Required work: Write out the material exactly, leaving every picture behind.

Source data:
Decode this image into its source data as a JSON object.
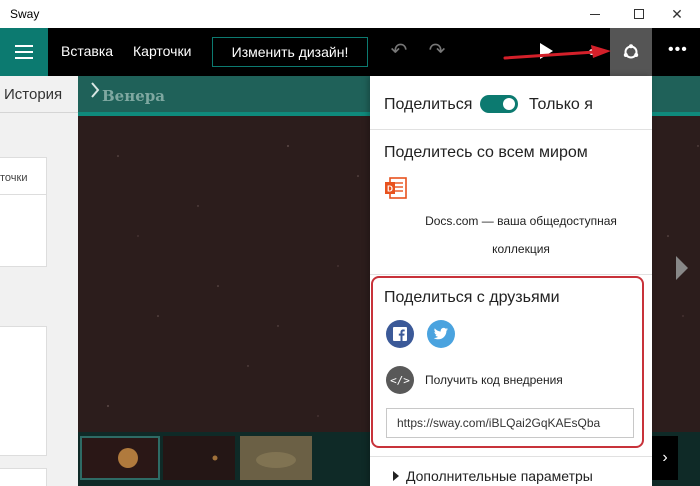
{
  "window": {
    "title": "Sway"
  },
  "toolbar": {
    "insert_label": "Вставка",
    "cards_label": "Карточки",
    "design_label": "Изменить дизайн!"
  },
  "sidebar": {
    "history_label": "История",
    "card_text": "точки"
  },
  "preview": {
    "title": "Венера"
  },
  "share": {
    "share_label": "Поделиться",
    "toggle_label": "Только я",
    "toggle_on": true,
    "world_heading": "Поделитесь со всем миром",
    "docs_line1": "Docs.com — ваша общедоступная",
    "docs_line2": "коллекция",
    "friends_heading": "Поделиться с друзьями",
    "embed_label": "Получить код внедрения",
    "link_value": "https://sway.com/iBLQai2GqKAEsQba",
    "advanced_label": "Дополнительные параметры"
  },
  "colors": {
    "accent": "#0c7a70",
    "highlight": "#c8323a",
    "facebook": "#3b5998",
    "twitter": "#4aa3df"
  },
  "icons": [
    "hamburger-icon",
    "undo-icon",
    "redo-icon",
    "play-icon",
    "share-icon",
    "more-icon",
    "facebook-icon",
    "twitter-icon",
    "embed-icon",
    "docs-icon"
  ]
}
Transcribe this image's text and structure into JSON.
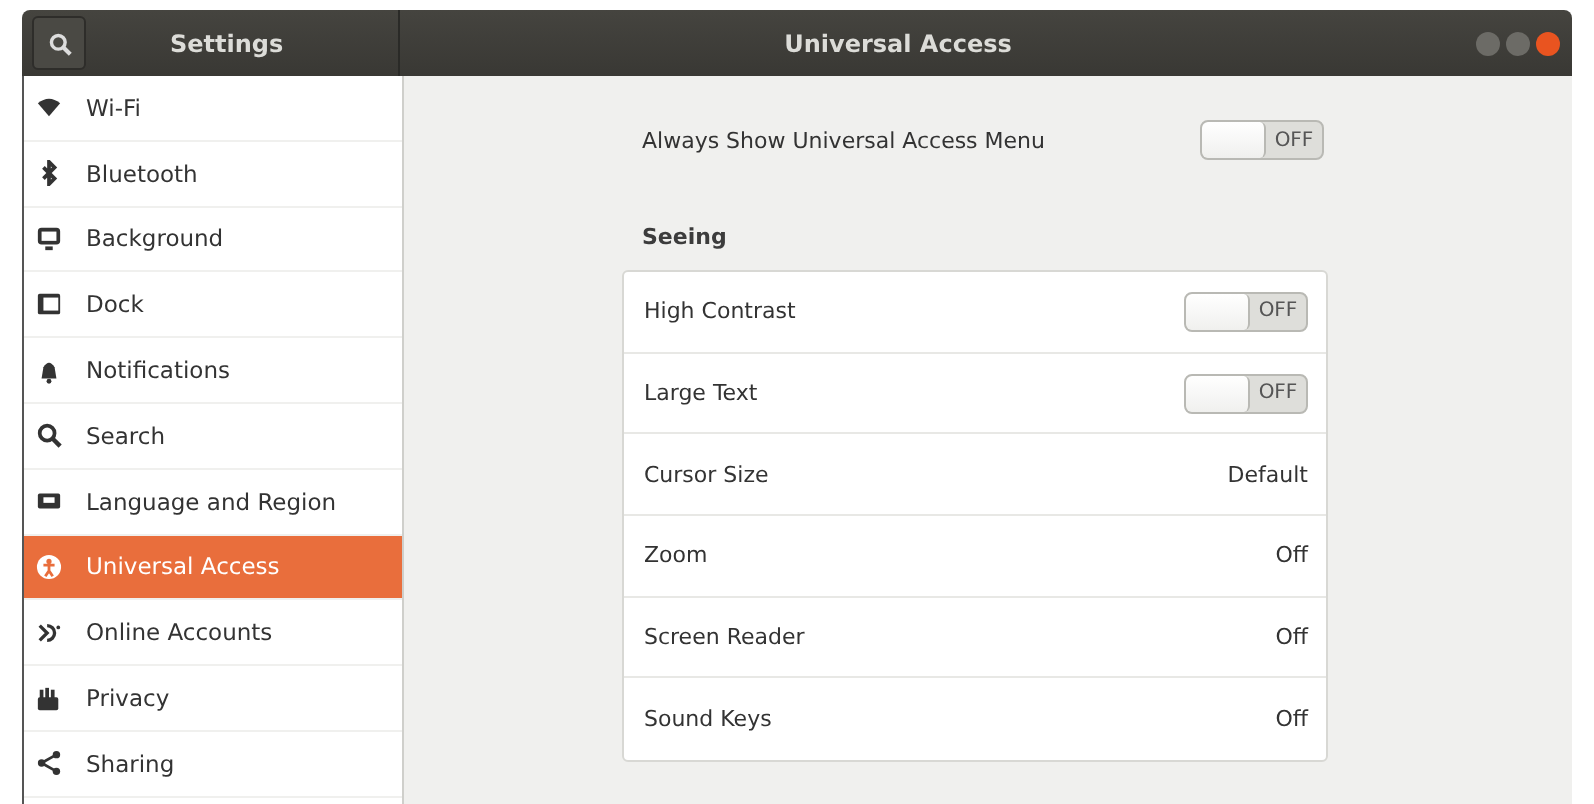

Full response:
Decode this image into its source data as a JSON object.
{
  "window": {
    "title": "Sway"
  },
  "toolbar": {
    "insert_label": "Вставка",
    "cards_label": "Карточки",
    "design_label": "Изменить дизайн!"
  },
  "sidebar": {
    "history_label": "История",
    "card_text": "точки"
  },
  "preview": {
    "title": "Венера"
  },
  "share": {
    "share_label": "Поделиться",
    "toggle_label": "Только я",
    "toggle_on": true,
    "world_heading": "Поделитесь со всем миром",
    "docs_line1": "Docs.com — ваша общедоступная",
    "docs_line2": "коллекция",
    "friends_heading": "Поделиться с друзьями",
    "embed_label": "Получить код внедрения",
    "link_value": "https://sway.com/iBLQai2GqKAEsQba",
    "advanced_label": "Дополнительные параметры"
  },
  "colors": {
    "accent": "#0c7a70",
    "highlight": "#c8323a",
    "facebook": "#3b5998",
    "twitter": "#4aa3df"
  },
  "icons": [
    "hamburger-icon",
    "undo-icon",
    "redo-icon",
    "play-icon",
    "share-icon",
    "more-icon",
    "facebook-icon",
    "twitter-icon",
    "embed-icon",
    "docs-icon"
  ]
}
Transcribe this image's text and structure into JSON.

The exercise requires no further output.